● **Bounding box prediction data**:

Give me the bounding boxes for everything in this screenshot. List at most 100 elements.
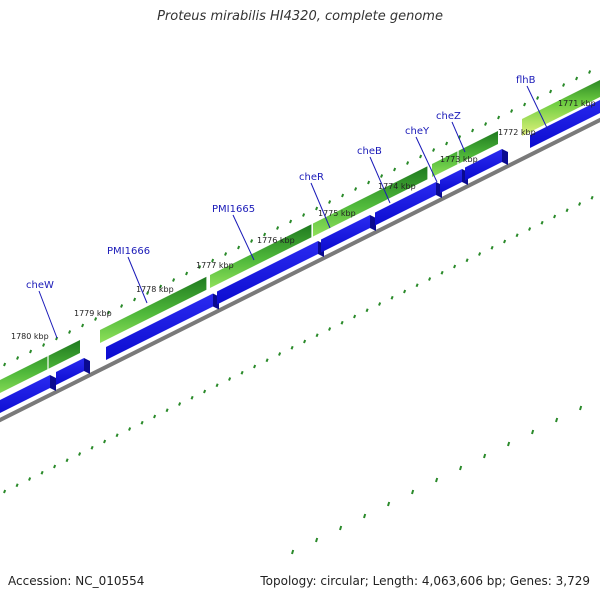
scale-tick	[328, 200, 332, 204]
scale-tick	[471, 128, 475, 133]
outer-tick	[555, 417, 559, 423]
lower-tick	[478, 252, 482, 256]
gene-leader-line	[526, 85, 549, 131]
outer-tick	[579, 405, 583, 411]
cds-block-edge	[370, 215, 376, 231]
scale-tick	[549, 89, 553, 94]
scale-tick	[367, 180, 371, 185]
lower-tick	[203, 389, 207, 394]
lower-tick	[315, 333, 319, 338]
lower-tick	[253, 364, 257, 369]
outer-tick	[459, 465, 463, 471]
outer-tick	[339, 525, 343, 531]
scale-tick	[315, 206, 319, 211]
lower-tick	[178, 402, 182, 406]
gene-block	[210, 224, 312, 288]
lower-tick	[515, 233, 519, 238]
scale-tick	[224, 252, 228, 256]
scale-tick	[16, 356, 20, 360]
gene-leader-line	[127, 256, 148, 304]
cds-block	[106, 293, 213, 360]
scale-tick	[562, 83, 566, 87]
outer-tick	[435, 477, 439, 483]
scale-tick	[354, 187, 358, 191]
scale-tick	[445, 141, 449, 146]
outer-tick	[315, 537, 319, 543]
gene-leader-line	[310, 182, 331, 229]
gene-label: PMI1666	[107, 246, 150, 257]
scale-label: 1771 kbp	[558, 99, 596, 108]
scale-tick	[146, 291, 150, 295]
scale-tick	[211, 258, 215, 263]
lower-tick	[453, 264, 457, 269]
lower-tick	[153, 414, 157, 419]
scale-tick	[81, 323, 85, 328]
scale-tick	[289, 219, 293, 224]
lower-tick	[490, 245, 494, 250]
scale-tick	[172, 278, 176, 282]
cds-block	[530, 100, 600, 148]
scale-tick	[419, 154, 423, 159]
cds-block	[440, 169, 462, 193]
scale-tick	[68, 330, 72, 334]
gene-label: PMI1665	[212, 204, 255, 215]
scale-tick	[3, 362, 7, 367]
scale-tick	[107, 310, 111, 315]
gene-label: flhB	[516, 75, 536, 86]
lower-tick	[353, 314, 357, 319]
scale-tick	[94, 317, 98, 321]
lower-tick	[428, 277, 432, 281]
lower-tick	[590, 195, 594, 200]
scale-tick	[510, 109, 514, 113]
gene-label: cheZ	[436, 111, 461, 122]
cds-block	[56, 358, 84, 385]
cds-block	[217, 241, 318, 305]
lower-tick	[290, 345, 294, 350]
lower-tick	[340, 320, 344, 325]
outer-tick	[411, 489, 415, 495]
cds-block-edge	[84, 358, 90, 374]
scale-tick	[29, 349, 33, 354]
lower-tick	[165, 408, 169, 413]
gene-leader-line	[415, 136, 438, 183]
lower-tick	[403, 289, 407, 294]
gene-label: cheY	[405, 126, 430, 137]
gene-label: cheW	[26, 280, 54, 291]
lower-tick	[140, 420, 144, 425]
scale-tick	[341, 193, 345, 198]
lower-tick	[565, 208, 569, 213]
lower-tick	[215, 383, 219, 388]
scale-label: 1780 kbp	[11, 332, 49, 341]
scale-label: 1772 kbp	[498, 128, 536, 137]
scale-tick	[42, 343, 46, 347]
lower-tick	[440, 270, 444, 275]
gene-leader-line	[38, 290, 58, 339]
lower-tick	[240, 370, 244, 375]
lower-tick	[3, 489, 7, 494]
genome-backbone	[0, 117, 600, 423]
lower-tick	[115, 433, 119, 438]
cds-block	[375, 182, 436, 226]
outer-tick	[531, 429, 535, 435]
lower-tick	[103, 439, 107, 444]
scale-tick	[263, 232, 267, 237]
scale-tick	[237, 245, 241, 250]
gene-label: cheB	[357, 146, 382, 157]
scale-tick	[497, 115, 501, 120]
outer-tick	[387, 501, 391, 507]
lower-tick	[40, 470, 44, 475]
scale-tick	[159, 284, 163, 289]
cds-block	[0, 375, 50, 413]
scale-tick	[575, 76, 579, 81]
lower-tick	[415, 283, 419, 288]
lower-tick	[303, 339, 307, 344]
scale-tick	[198, 265, 202, 269]
gene-block	[0, 340, 80, 393]
lower-tick	[390, 295, 394, 300]
lower-tick	[465, 258, 469, 263]
scale-tick	[120, 304, 124, 308]
accession-label: Accession: NC_010554	[8, 574, 145, 588]
scale-tick	[380, 174, 384, 178]
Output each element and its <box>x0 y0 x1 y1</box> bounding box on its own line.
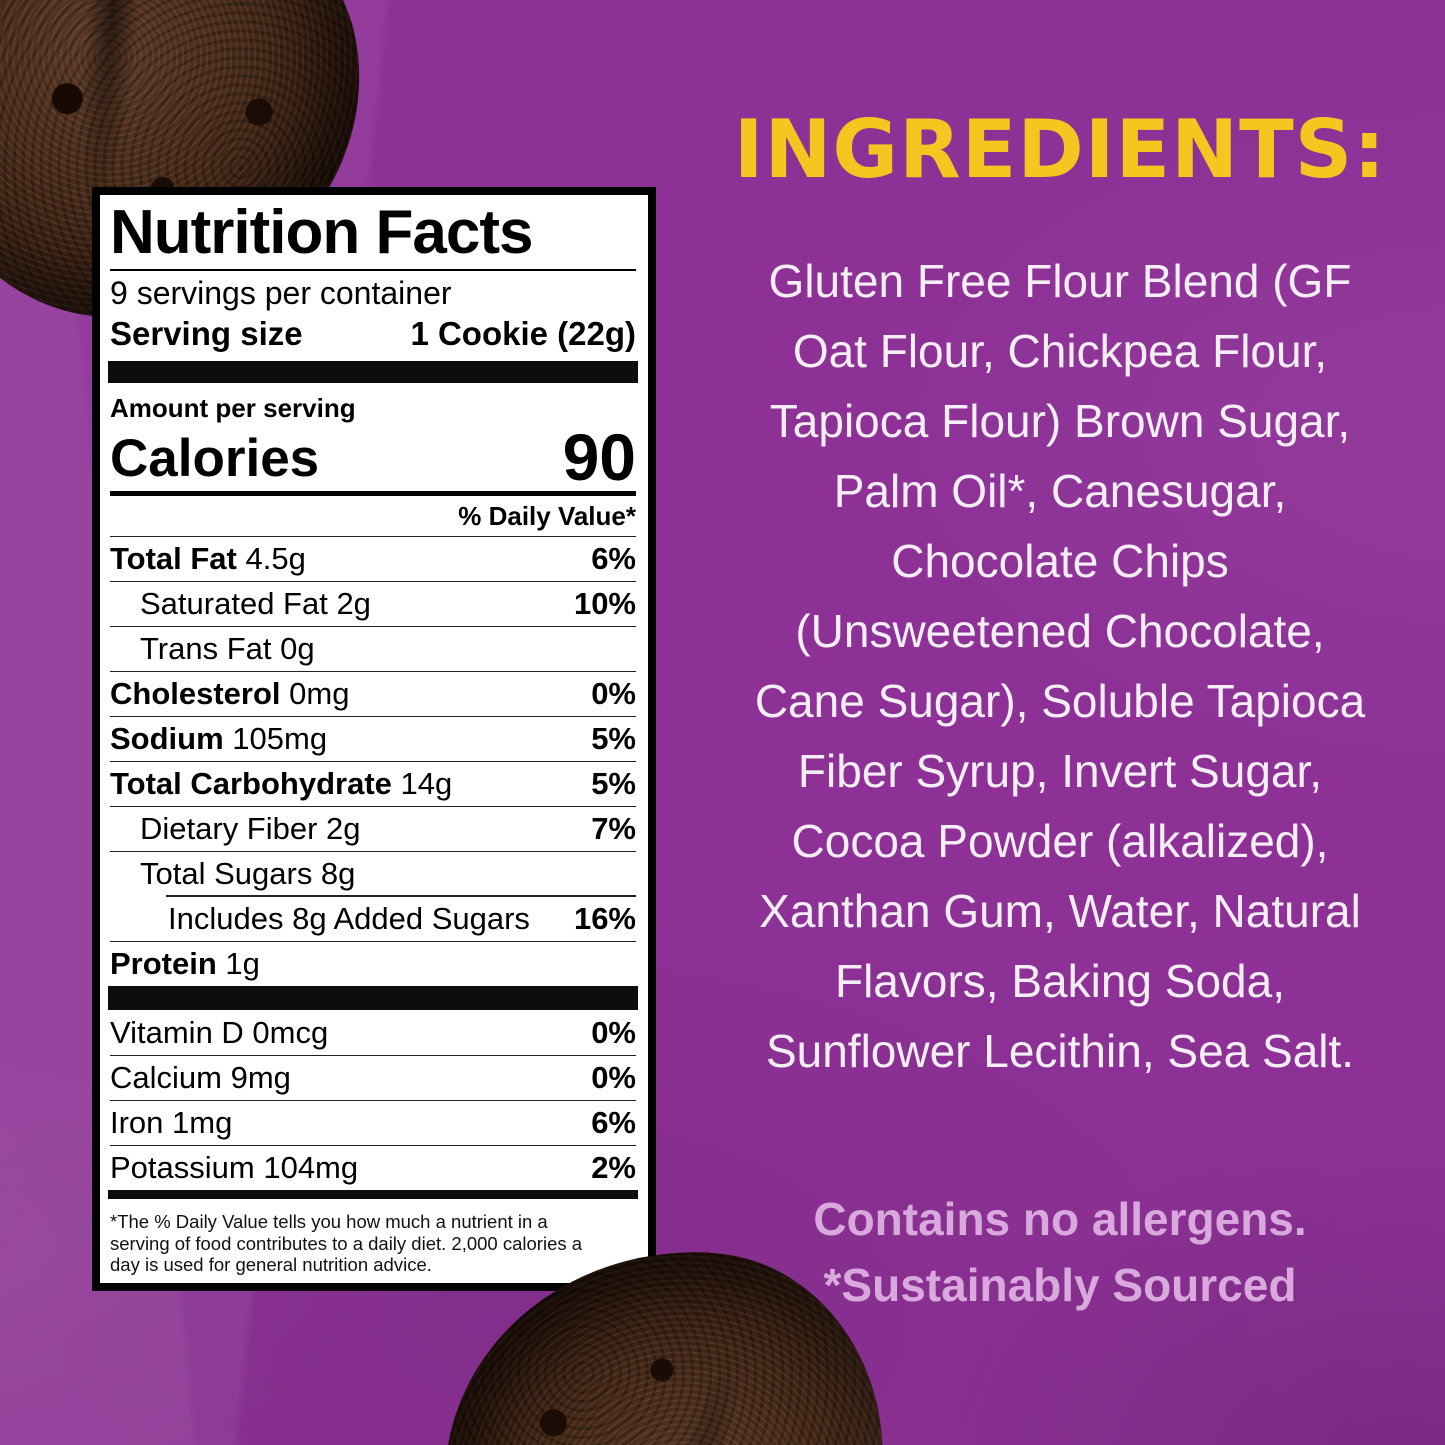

● **TASK INSTRUCTIONS**:
Bring together every line in the entries that holds the string "block".

● **EXERCISE ANSWER**:
cds-block-edge	[370, 215, 376, 231]
gene-block	[210, 224, 312, 288]
cds-block	[106, 293, 213, 360]
cds-block	[530, 100, 600, 148]
cds-block	[440, 169, 462, 193]
cds-block	[56, 358, 84, 385]
cds-block	[217, 241, 318, 305]
cds-block-edge	[84, 358, 90, 374]
cds-block	[375, 182, 436, 226]
cds-block	[0, 375, 50, 413]
gene-block	[0, 340, 80, 393]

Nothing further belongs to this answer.